[Begin SUPPLIED DATA]

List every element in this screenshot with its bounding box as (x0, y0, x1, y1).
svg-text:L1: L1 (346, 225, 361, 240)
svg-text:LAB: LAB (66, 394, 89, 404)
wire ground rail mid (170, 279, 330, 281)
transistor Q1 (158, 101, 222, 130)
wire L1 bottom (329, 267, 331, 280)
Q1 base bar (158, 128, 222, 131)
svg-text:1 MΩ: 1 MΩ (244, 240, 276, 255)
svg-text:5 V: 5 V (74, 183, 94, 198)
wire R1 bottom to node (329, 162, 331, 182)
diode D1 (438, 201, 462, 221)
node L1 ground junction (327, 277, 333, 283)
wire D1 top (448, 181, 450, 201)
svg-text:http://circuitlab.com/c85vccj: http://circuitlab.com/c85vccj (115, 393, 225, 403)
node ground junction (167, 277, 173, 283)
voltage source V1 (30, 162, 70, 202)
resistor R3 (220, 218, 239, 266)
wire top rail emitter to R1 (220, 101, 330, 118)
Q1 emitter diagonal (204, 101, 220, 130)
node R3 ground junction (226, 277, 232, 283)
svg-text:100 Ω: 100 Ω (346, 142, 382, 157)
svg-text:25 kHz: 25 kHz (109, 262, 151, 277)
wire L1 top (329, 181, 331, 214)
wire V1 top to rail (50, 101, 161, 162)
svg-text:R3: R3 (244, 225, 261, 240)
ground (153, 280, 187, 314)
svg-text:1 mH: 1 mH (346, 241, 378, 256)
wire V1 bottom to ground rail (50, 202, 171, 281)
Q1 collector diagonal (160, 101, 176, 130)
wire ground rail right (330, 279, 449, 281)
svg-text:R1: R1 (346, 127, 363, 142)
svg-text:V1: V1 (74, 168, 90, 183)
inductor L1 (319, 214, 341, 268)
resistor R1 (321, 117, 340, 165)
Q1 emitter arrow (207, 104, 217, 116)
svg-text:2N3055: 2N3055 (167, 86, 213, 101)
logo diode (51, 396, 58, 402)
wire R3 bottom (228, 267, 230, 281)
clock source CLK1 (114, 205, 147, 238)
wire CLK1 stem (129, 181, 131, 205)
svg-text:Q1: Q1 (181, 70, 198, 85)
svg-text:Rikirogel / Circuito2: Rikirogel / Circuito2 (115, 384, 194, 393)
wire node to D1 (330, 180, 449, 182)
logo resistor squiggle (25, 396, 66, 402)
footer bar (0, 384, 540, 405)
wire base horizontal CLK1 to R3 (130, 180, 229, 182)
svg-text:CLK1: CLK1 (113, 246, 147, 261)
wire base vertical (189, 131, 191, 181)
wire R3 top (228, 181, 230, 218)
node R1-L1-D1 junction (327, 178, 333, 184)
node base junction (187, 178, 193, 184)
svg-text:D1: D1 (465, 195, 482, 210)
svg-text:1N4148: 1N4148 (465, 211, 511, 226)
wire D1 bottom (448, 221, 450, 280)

[End SUPPLIED DATA]

_STATED PROBLEM_
Please reproduce the part of the listing above that opens with its first line and closes with the line containing "Q1 base bar (158, 128, 222, 131)", both included, word for word.

_THE COMPLETED TASK_
List every element in this screenshot with its bounding box as (x0, y0, x1, y1).
svg-text:L1: L1 (346, 225, 361, 240)
svg-text:LAB: LAB (66, 394, 89, 404)
wire ground rail mid (170, 279, 330, 281)
transistor Q1 (158, 101, 222, 130)
wire L1 bottom (329, 267, 331, 280)
Q1 base bar (158, 128, 222, 131)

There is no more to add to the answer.